> _Written request_
Set down the full listing exactly as given. Any pictures are to be left out.

## START Data listing

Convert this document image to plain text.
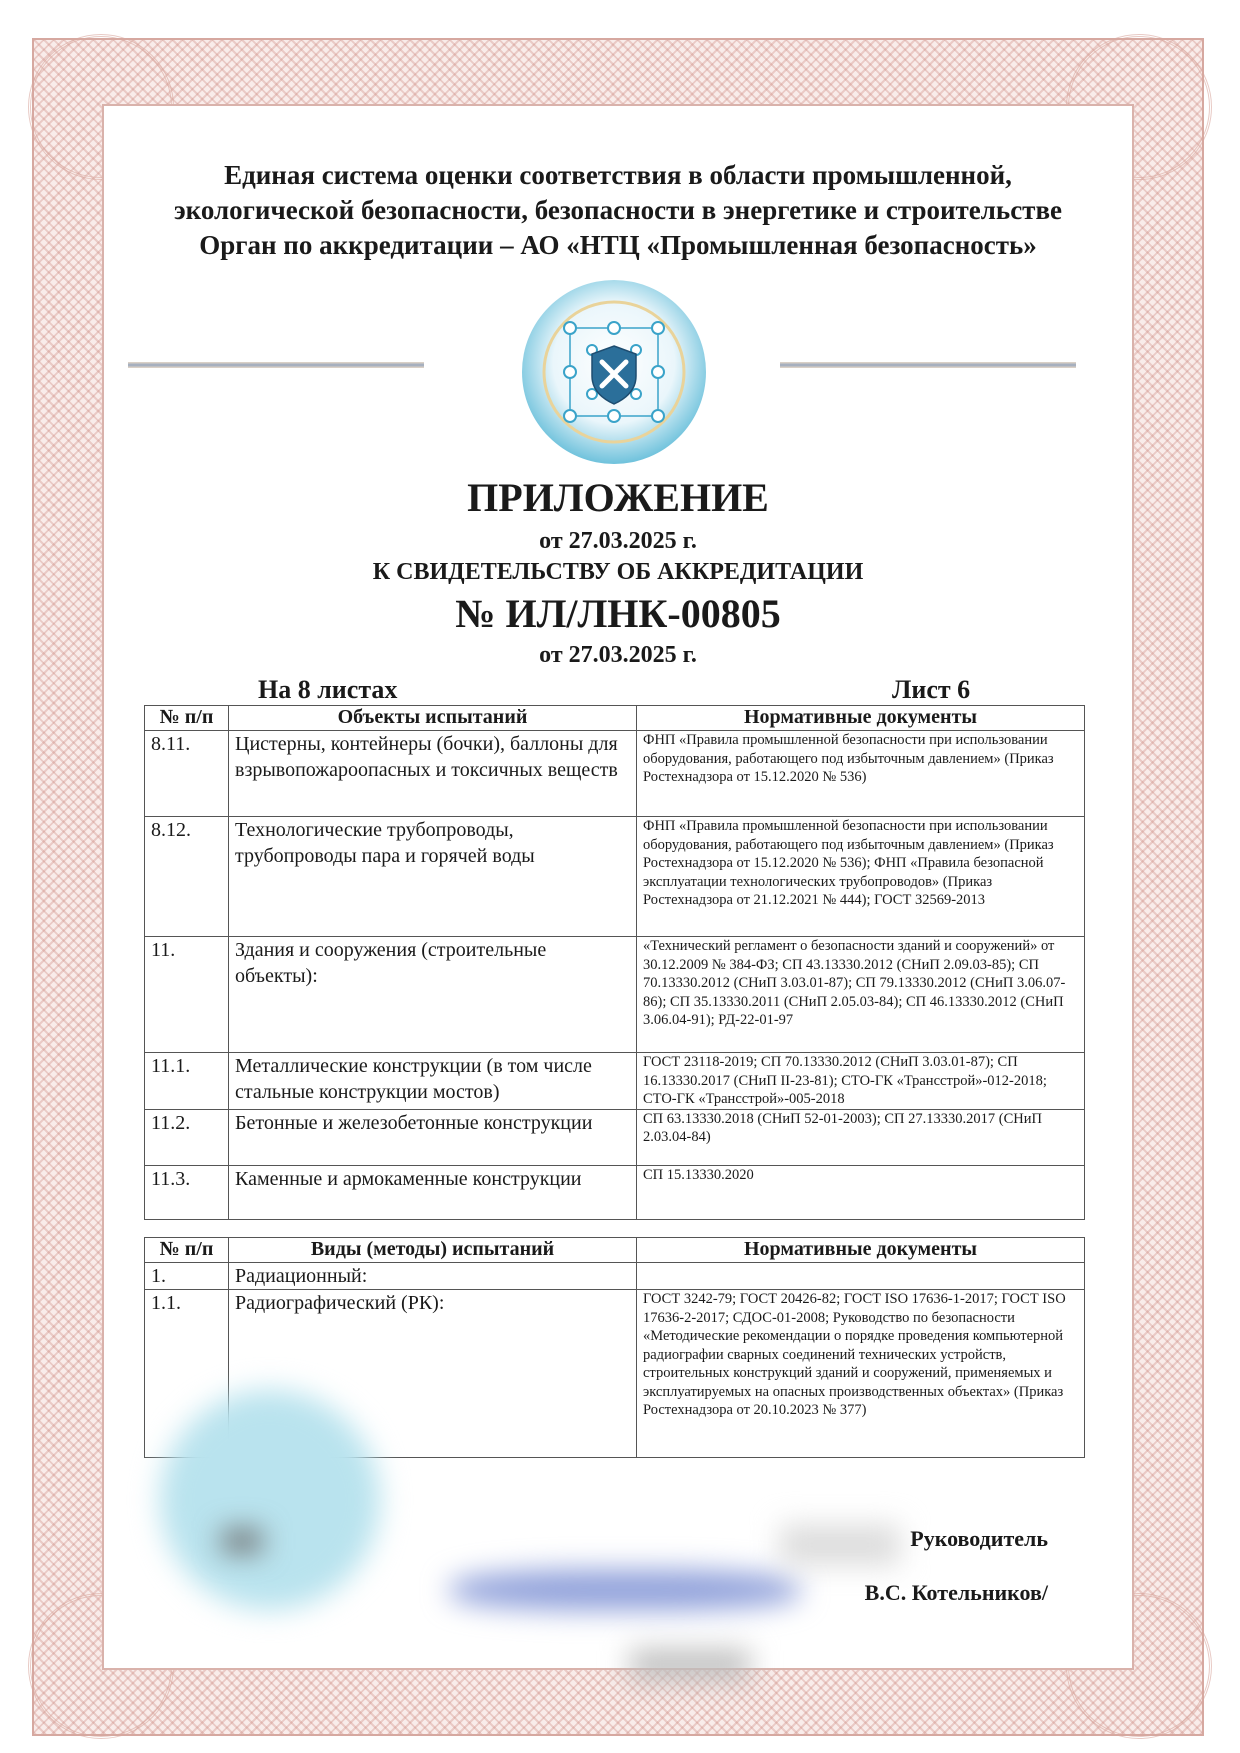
Единая система оценки соответствия в области промышленной,
экологической безопасности, безопасности в энергетике и строительстве
Орган по аккредитации – АО «НТЦ «Промышленная безопасность»
ПРИЛОЖЕНИЕ
от 27.03.2025 г.
К СВИДЕТЕЛЬСТВУ ОБ АККРЕДИТАЦИИ
№ ИЛ/ЛНК-00805
от 27.03.2025 г.
На 8 листах	Лист 6
№ п/п	Объекты испытаний	Нормативные документы
8.11.	Цистерны, контейнеры (бочки), баллоны для взрывопожароопасных и токсичных веществ	ФНП «Правила промышленной безопасности при использовании оборудования, работающего под избыточным давлением» (Приказ Ростехнадзора от 15.12.2020 № 536)
8.12.	Технологические трубопроводы, трубопроводы пара и горячей воды	ФНП «Правила промышленной безопасности при использовании оборудования, работающего под избыточным давлением» (Приказ Ростехнадзора от 15.12.2020 № 536); ФНП «Правила безопасной эксплуатации технологических трубопроводов» (Приказ Ростехнадзора от 21.12.2021 № 444); ГОСТ 32569-2013
11.	Здания и сооружения (строительные объекты):	«Технический регламент о безопасности зданий и сооружений» от 30.12.2009 № 384-ФЗ; СП 43.13330.2012 (СНиП 2.09.03-85); СП 70.13330.2012 (СНиП 3.03.01-87); СП 79.13330.2012 (СНиП 3.06.07-86); СП 35.13330.2011 (СНиП 2.05.03-84); СП 46.13330.2012 (СНиП 3.06.04-91); РД-22-01-97
11.1.	Металлические конструкции (в том числе стальные конструкции мостов)	ГОСТ 23118-2019; СП 70.13330.2012 (СНиП 3.03.01-87); СП 16.13330.2017 (СНиП II-23-81); СТО-ГК «Трансстрой»-012-2018; СТО-ГК «Трансстрой»-005-2018
11.2.	Бетонные и железобетонные конструкции	СП 63.13330.2018 (СНиП 52-01-2003); СП 27.13330.2017 (СНиП 2.03.04-84)
11.3.	Каменные и армокаменные конструкции	СП 15.13330.2020
№ п/п	Виды (методы) испытаний	Нормативные документы
1.	Радиационный:	
1.1.	Радиографический (РК):	ГОСТ 3242-79; ГОСТ 20426-82; ГОСТ ISO 17636-1-2017; ГОСТ ISO 17636-2-2017; СДОС-01-2008; Руководство по безопасности «Методические рекомендации о порядке проведения компьютерной радиографии сварных соединений технических устройств, строительных конструкций зданий и сооружений, применяемых и эксплуатируемых на опасных производственных объектах» (Приказ Ростехнадзора от 20.10.2023 № 377)
Руководитель
В.С. Котельников/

## END Data listing

> _Result of the exercise_
Convert this document image to plain text.
Единая система оценки соответствия в области промышленной,
экологической безопасности, безопасности в энергетике и строительстве
Орган по аккредитации – АО «НТЦ «Промышленная безопасность»
ПРИЛОЖЕНИЕ
от 27.03.2025 г.
К СВИДЕТЕЛЬСТВУ ОБ АККРЕДИТАЦИИ
№ ИЛ/ЛНК-00805
от 27.03.2025 г.
На 8 листах	Лист 6
№ п/п	Объекты испытаний	Нормативные документы
8.11.	Цистерны, контейнеры (бочки), баллоны для взрывопожароопасных и токсичных веществ	ФНП «Правила промышленной безопасности при использовании оборудования, работающего под избыточным давлением» (Приказ Ростехнадзора от 15.12.2020 № 536)
8.12.	Технологические трубопроводы, трубопроводы пара и горячей воды	ФНП «Правила промышленной безопасности при использовании оборудования, работающего под избыточным давлением» (Приказ Ростехнадзора от 15.12.2020 № 536); ФНП «Правила безопасной эксплуатации технологических трубопроводов» (Приказ Ростехнадзора от 21.12.2021 № 444); ГОСТ 32569-2013
11.	Здания и сооружения (строительные объекты):	«Технический регламент о безопасности зданий и сооружений» от 30.12.2009 № 384-ФЗ; СП 43.13330.2012 (СНиП 2.09.03-85); СП 70.13330.2012 (СНиП 3.03.01-87); СП 79.13330.2012 (СНиП 3.06.07-86); СП 35.13330.2011 (СНиП 2.05.03-84); СП 46.13330.2012 (СНиП 3.06.04-91); РД-22-01-97
11.1.	Металлические конструкции (в том числе стальные конструкции мостов)	ГОСТ 23118-2019; СП 70.13330.2012 (СНиП 3.03.01-87); СП 16.13330.2017 (СНиП II-23-81); СТО-ГК «Трансстрой»-012-2018; СТО-ГК «Трансстрой»-005-2018
11.2.	Бетонные и железобетонные конструкции	СП 63.13330.2018 (СНиП 52-01-2003); СП 27.13330.2017 (СНиП 2.03.04-84)
11.3.	Каменные и армокаменные конструкции	СП 15.13330.2020
№ п/п	Виды (методы) испытаний	Нормативные документы
1.	Радиационный:	
1.1.	Радиографический (РК):	ГОСТ 3242-79; ГОСТ 20426-82; ГОСТ ISO 17636-1-2017; ГОСТ ISO 17636-2-2017; СДОС-01-2008; Руководство по безопасности «Методические рекомендации о порядке проведения компьютерной радиографии сварных соединений технических устройств, строительных конструкций зданий и сооружений, применяемых и эксплуатируемых на опасных производственных объектах» (Приказ Ростехнадзора от 20.10.2023 № 377)
Руководитель
В.С. Котельников/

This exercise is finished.